### Challenge
Tally the lines that hold the string "Updated", and reply with the count alone.

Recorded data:
★ ★ ★ ★ ★
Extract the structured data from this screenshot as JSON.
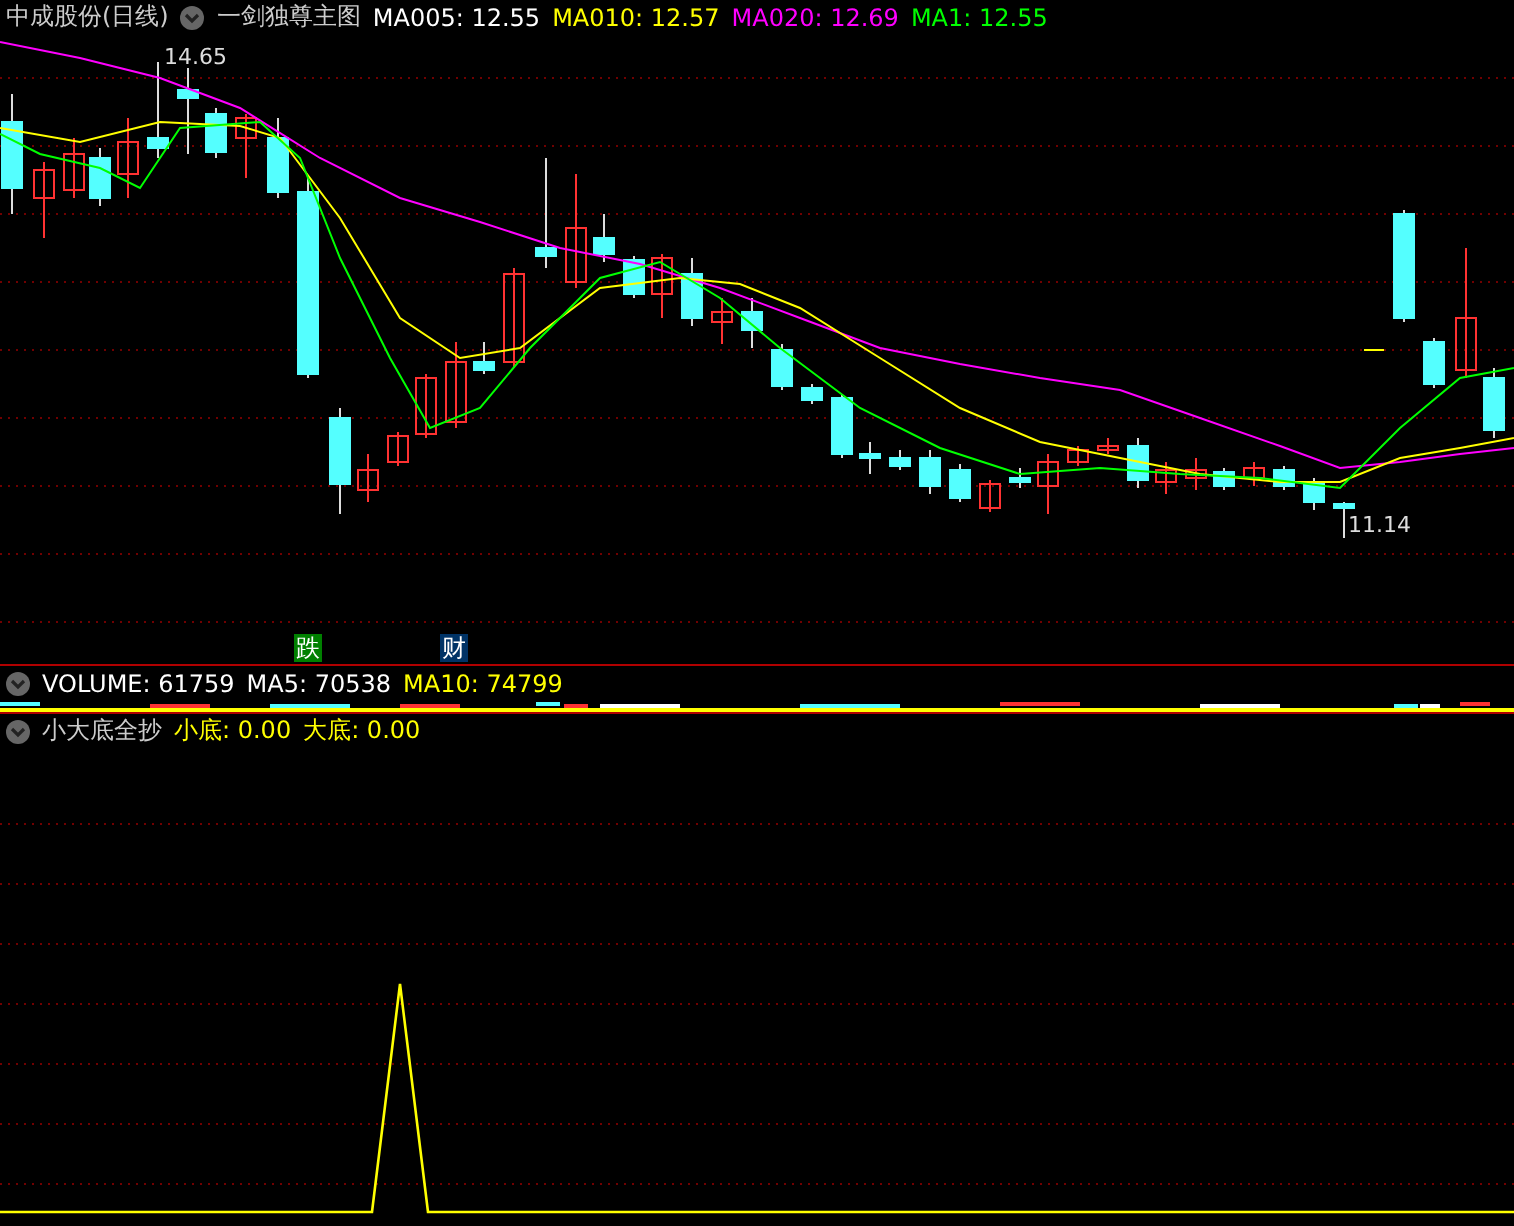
{
  "main_pane": {
    "title": "中成股份(日线)",
    "indicator": "一剑独尊主图",
    "legend": [
      {
        "text": "MA005: 12.55",
        "color": "#ffffff"
      },
      {
        "text": "MA010: 12.57",
        "color": "#ffff00"
      },
      {
        "text": "MA020: 12.69",
        "color": "#ff00ff"
      },
      {
        "text": "MA1: 12.55",
        "color": "#00ff00"
      }
    ],
    "price_labels": [
      {
        "kind": "high",
        "text": "14.65"
      },
      {
        "kind": "low",
        "text": "11.14"
      }
    ],
    "event_markers": [
      {
        "text": "跌",
        "color": "#008000"
      },
      {
        "text": "财",
        "color": "#003366"
      }
    ]
  },
  "volume_pane": {
    "legend": [
      {
        "text": "VOLUME: 61759",
        "color": "#ffffff"
      },
      {
        "text": "MA5: 70538",
        "color": "#ffffff"
      },
      {
        "text": "MA10: 74799",
        "color": "#ffff00"
      }
    ]
  },
  "indicator_pane": {
    "title": "小大底全抄",
    "legend": [
      {
        "text": "小底: 0.00",
        "color": "#ffff00"
      },
      {
        "text": "大底: 0.00",
        "color": "#ffff00"
      }
    ]
  }
}
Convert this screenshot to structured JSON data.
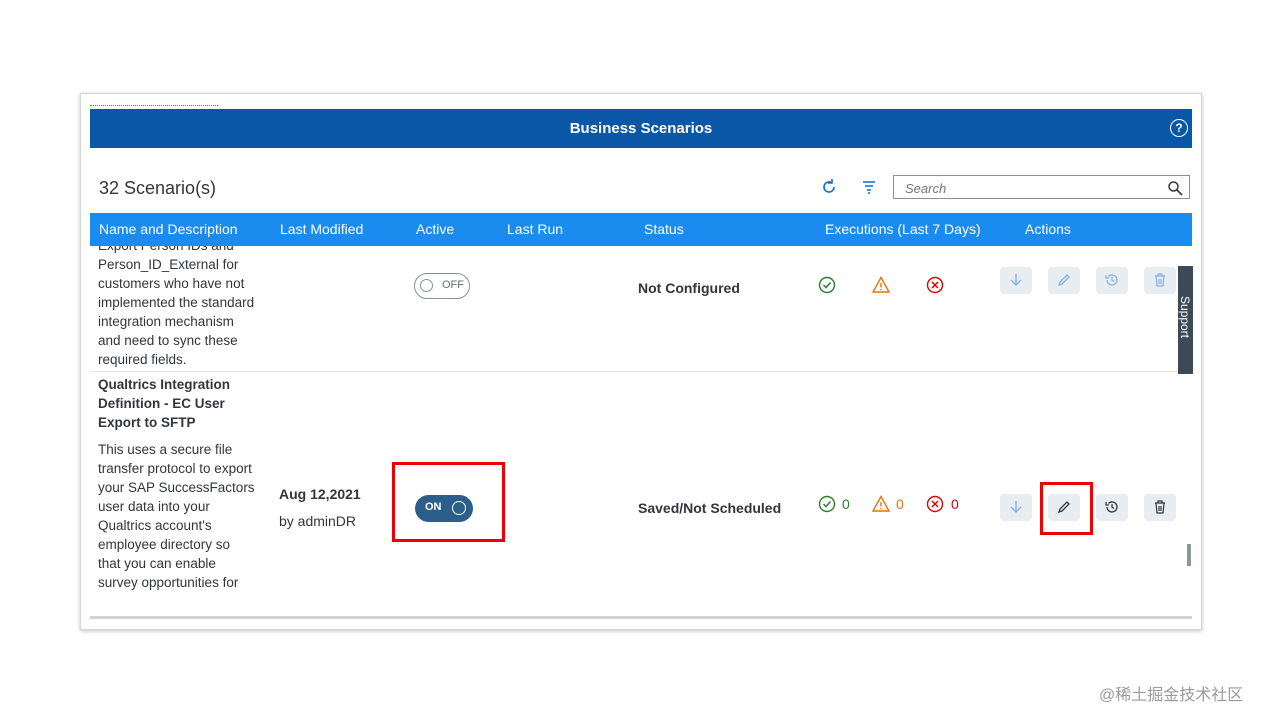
{
  "window": {
    "title": "Business Scenarios"
  },
  "toolbar": {
    "count_label": "32 Scenario(s)",
    "search_placeholder": "Search"
  },
  "columns": [
    "Name and Description",
    "Last Modified",
    "Active",
    "Last Run",
    "Status",
    "Executions (Last 7 Days)",
    "Actions"
  ],
  "rows": [
    {
      "title": "",
      "desc_lines": [
        "Export Person IDs and",
        "Person_ID_External for",
        "customers who have not",
        "implemented the standard",
        "integration mechanism",
        "and need to sync these",
        "required fields."
      ],
      "last_modified_date": "",
      "last_modified_by": "",
      "active_label": "OFF",
      "last_run": "",
      "status": "Not Configured",
      "executions": {
        "success": "",
        "warning": "",
        "error": ""
      }
    },
    {
      "title_lines": [
        "Qualtrics Integration",
        "Definition - EC User",
        "Export to SFTP"
      ],
      "desc_lines": [
        "This uses a secure file",
        "transfer protocol to export",
        "your SAP SuccessFactors",
        "user data into your",
        "Qualtrics account's",
        "employee directory so",
        "that you can enable",
        "survey opportunities for"
      ],
      "last_modified_date": "Aug 12,2021",
      "last_modified_by": "by adminDR",
      "active_label": "ON",
      "last_run": "",
      "status": "Saved/Not Scheduled",
      "executions": {
        "success": "0",
        "warning": "0",
        "error": "0"
      }
    }
  ],
  "side_tab": "Support",
  "watermark": "@稀土掘金技术社区",
  "colors": {
    "header": "#0a57a8",
    "table_header": "#1a8cf0",
    "success": "#2b7d2b",
    "warning": "#e9730c",
    "error": "#e00000",
    "highlight": "#e00000"
  }
}
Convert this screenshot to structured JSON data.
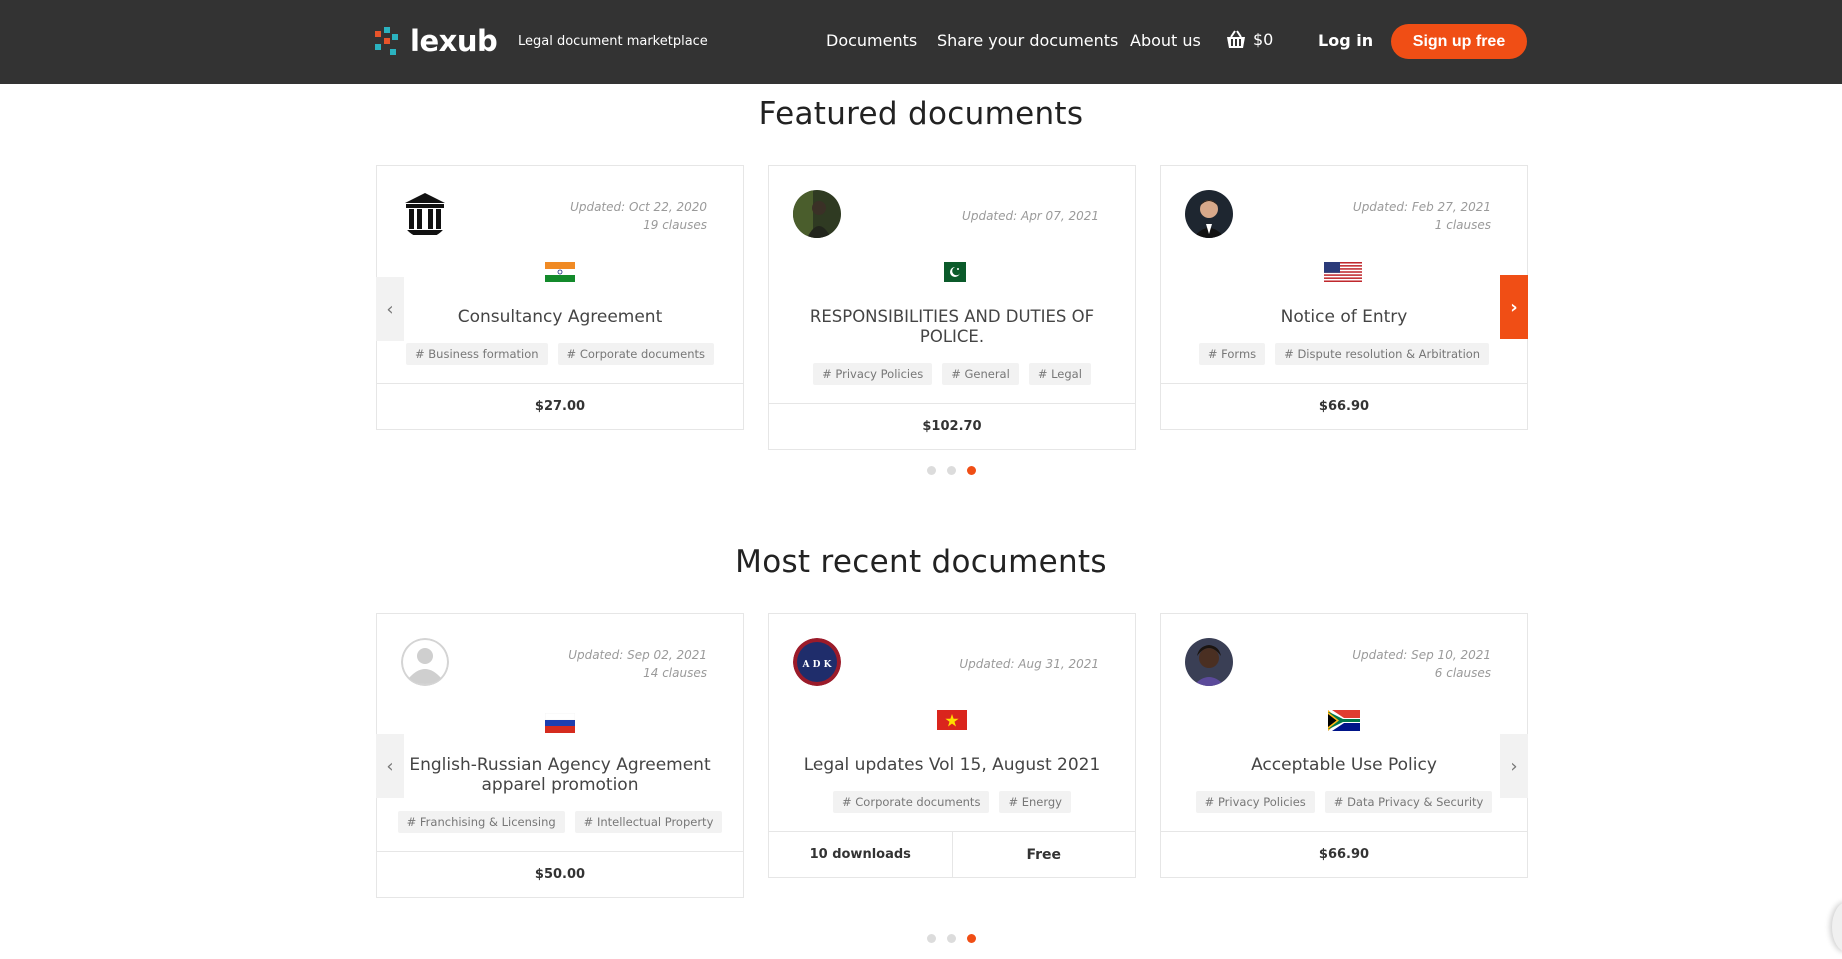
{
  "header": {
    "brand": "lexub",
    "tagline": "Legal document marketplace",
    "nav": {
      "documents": "Documents",
      "share": "Share your documents",
      "about": "About us"
    },
    "cart_amount": "$0",
    "login": "Log in",
    "signup": "Sign up free"
  },
  "featured": {
    "title": "Featured documents",
    "cards": [
      {
        "updated": "Updated: Oct 22, 2020",
        "clauses": "19 clauses",
        "title": "Consultancy Agreement",
        "tags": [
          "# Business formation",
          "# Corporate documents"
        ],
        "price": "$27.00",
        "flag": "India",
        "avatar": "institution-icon"
      },
      {
        "updated": "Updated: Apr 07, 2021",
        "title": "RESPONSIBILITIES AND DUTIES OF POLICE.",
        "tags": [
          "# Privacy Policies",
          "# General",
          "# Legal"
        ],
        "price": "$102.70",
        "flag": "Pakistan",
        "avatar": "user-photo"
      },
      {
        "updated": "Updated: Feb 27, 2021",
        "clauses": "1 clauses",
        "title": "Notice of Entry",
        "tags": [
          "# Forms",
          "# Dispute resolution & Arbitration"
        ],
        "price": "$66.90",
        "flag": "United States",
        "avatar": "user-photo"
      }
    ],
    "prev": "‹",
    "next": "›",
    "active_page": 3
  },
  "recent": {
    "title": "Most recent documents",
    "cards": [
      {
        "updated": "Updated: Sep 02, 2021",
        "clauses": "14 clauses",
        "title": "English-Russian Agency Agreement apparel promotion",
        "tags": [
          "# Franchising & Licensing",
          "# Intellectual Property"
        ],
        "price": "$50.00",
        "flag": "Russia",
        "avatar": "default-user-icon"
      },
      {
        "updated": "Updated: Aug 31, 2021",
        "title": "Legal updates Vol 15, August 2021",
        "tags": [
          "# Corporate documents",
          "# Energy"
        ],
        "downloads": "10 downloads",
        "price": "Free",
        "flag": "Vietnam",
        "avatar": "firm-logo",
        "avatar_text": "A D K"
      },
      {
        "updated": "Updated: Sep 10, 2021",
        "clauses": "6 clauses",
        "title": "Acceptable Use Policy",
        "tags": [
          "# Privacy Policies",
          "# Data Privacy & Security"
        ],
        "price": "$66.90",
        "flag": "South Africa",
        "avatar": "user-photo"
      }
    ],
    "prev": "‹",
    "next": "›",
    "active_page": 3
  },
  "colors": {
    "header_bg": "#333333",
    "accent": "#f04e15"
  }
}
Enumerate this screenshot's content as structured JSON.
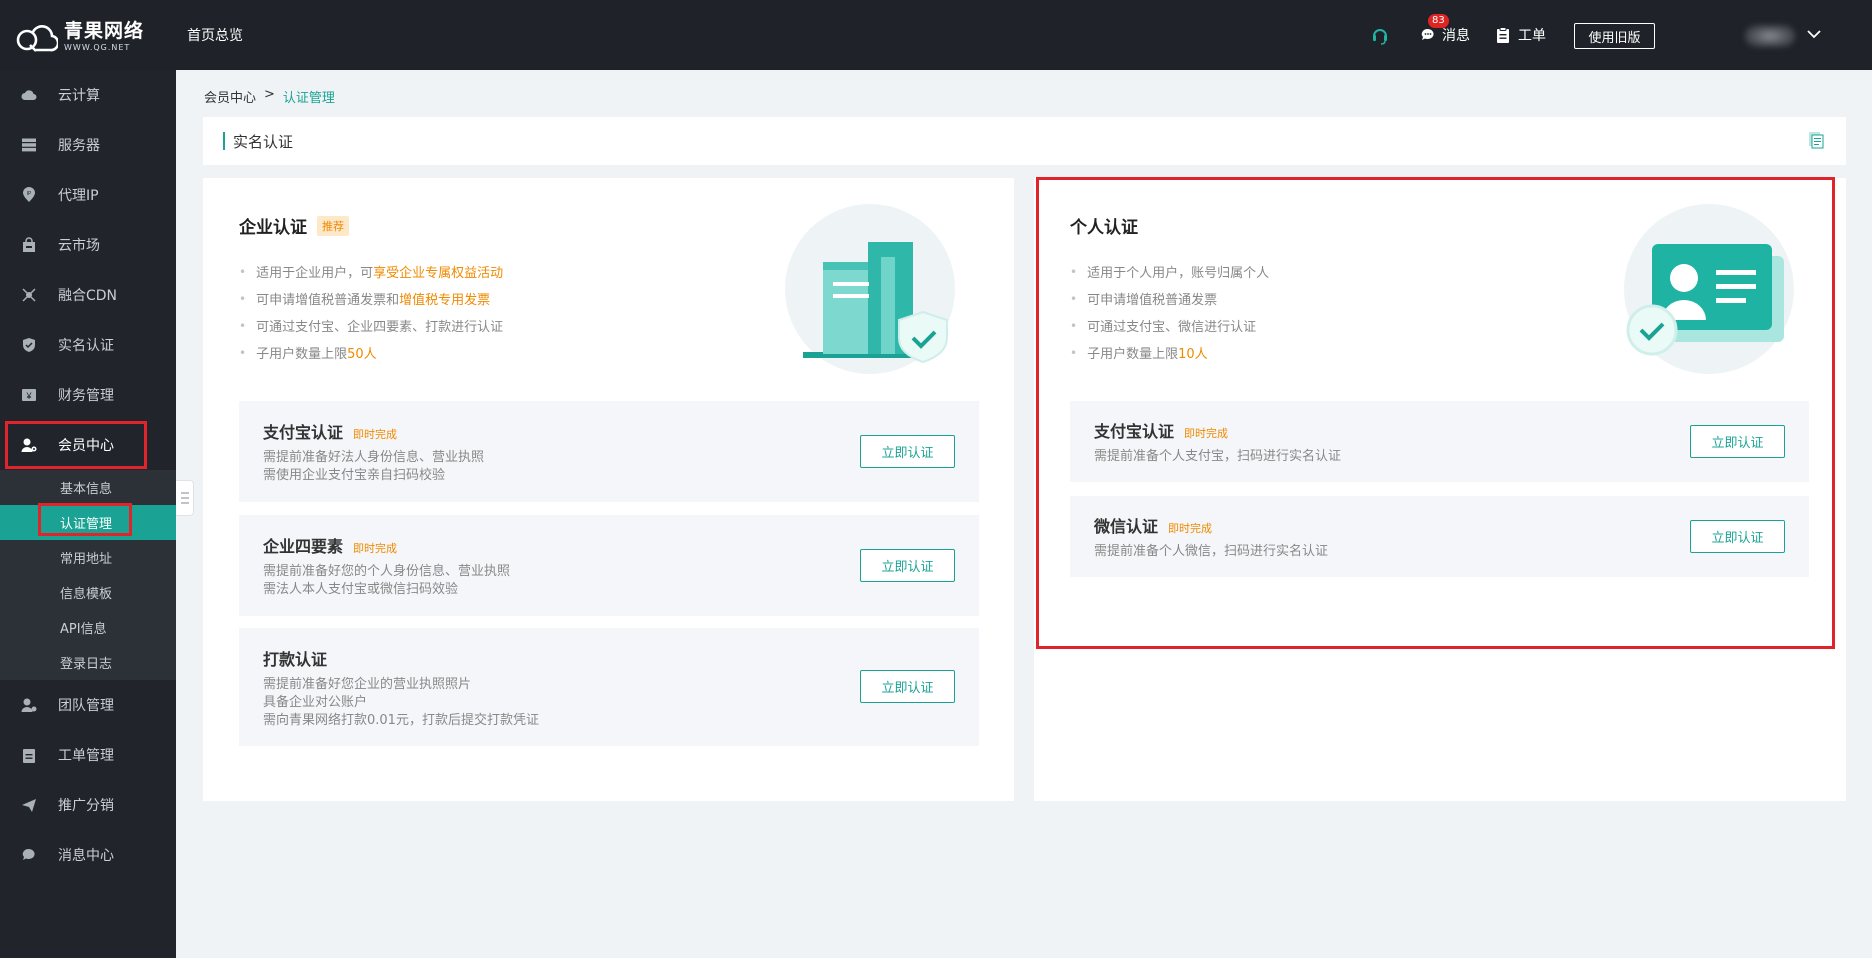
{
  "topbar": {
    "logo_cn": "青果网络",
    "logo_en": "WWW.QG.NET",
    "home_label": "首页总览",
    "message_label": "消息",
    "message_count": "83",
    "ticket_label": "工单",
    "old_version_label": "使用旧版"
  },
  "sidebar": {
    "items": [
      {
        "label": "云计算",
        "icon": "cloud-icon"
      },
      {
        "label": "服务器",
        "icon": "server-icon"
      },
      {
        "label": "代理IP",
        "icon": "location-pin-icon"
      },
      {
        "label": "云市场",
        "icon": "shopping-bag-icon"
      },
      {
        "label": "融合CDN",
        "icon": "network-icon"
      },
      {
        "label": "实名认证",
        "icon": "shield-check-icon"
      },
      {
        "label": "财务管理",
        "icon": "finance-icon"
      },
      {
        "label": "会员中心",
        "icon": "user-gear-icon"
      },
      {
        "label": "团队管理",
        "icon": "team-icon"
      },
      {
        "label": "工单管理",
        "icon": "clipboard-icon"
      },
      {
        "label": "推广分销",
        "icon": "paper-plane-icon"
      },
      {
        "label": "消息中心",
        "icon": "chat-bubble-icon"
      }
    ],
    "sub_items": [
      "基本信息",
      "认证管理",
      "常用地址",
      "信息模板",
      "API信息",
      "登录日志"
    ]
  },
  "breadcrumb": {
    "parent": "会员中心",
    "separator": ">",
    "current": "认证管理"
  },
  "page": {
    "title": "实名认证"
  },
  "enterprise": {
    "title": "企业认证",
    "tag": "推荐",
    "bullets": [
      {
        "text": "适用于企业用户，可",
        "highlight": "享受企业专属权益活动",
        "suffix": ""
      },
      {
        "text": "可申请增值税普通发票和",
        "highlight": "增值税专用发票",
        "suffix": ""
      },
      {
        "text": "可通过支付宝、企业四要素、打款进行认证",
        "highlight": "",
        "suffix": ""
      },
      {
        "text": "子用户数量上限",
        "highlight": "50人",
        "suffix": ""
      }
    ],
    "methods": [
      {
        "title": "支付宝认证",
        "quick": "即时完成",
        "desc": [
          "需提前准备好法人身份信息、营业执照",
          "需使用企业支付宝亲自扫码校验"
        ],
        "button": "立即认证"
      },
      {
        "title": "企业四要素",
        "quick": "即时完成",
        "desc": [
          "需提前准备好您的个人身份信息、营业执照",
          "需法人本人支付宝或微信扫码效验"
        ],
        "button": "立即认证"
      },
      {
        "title": "打款认证",
        "quick": "",
        "desc": [
          "需提前准备好您企业的营业执照照片",
          "具备企业对公账户",
          "需向青果网络打款0.01元，打款后提交打款凭证"
        ],
        "button": "立即认证"
      }
    ]
  },
  "personal": {
    "title": "个人认证",
    "bullets": [
      {
        "text": "适用于个人用户，账号归属个人",
        "highlight": "",
        "suffix": ""
      },
      {
        "text": "可申请增值税普通发票",
        "highlight": "",
        "suffix": ""
      },
      {
        "text": "可通过支付宝、微信进行认证",
        "highlight": "",
        "suffix": ""
      },
      {
        "text": "子用户数量上限",
        "highlight": "10人",
        "suffix": ""
      }
    ],
    "methods": [
      {
        "title": "支付宝认证",
        "quick": "即时完成",
        "desc": [
          "需提前准备个人支付宝，扫码进行实名认证"
        ],
        "button": "立即认证"
      },
      {
        "title": "微信认证",
        "quick": "即时完成",
        "desc": [
          "需提前准备个人微信，扫码进行实名认证"
        ],
        "button": "立即认证"
      }
    ]
  },
  "colors": {
    "accent": "#1aa394",
    "highlight": "#f08a00",
    "topbar": "#1f2329",
    "sidebar": "#21252b",
    "annotation": "#e0242c"
  }
}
★ ★ ★ ★ ★
### The answer
6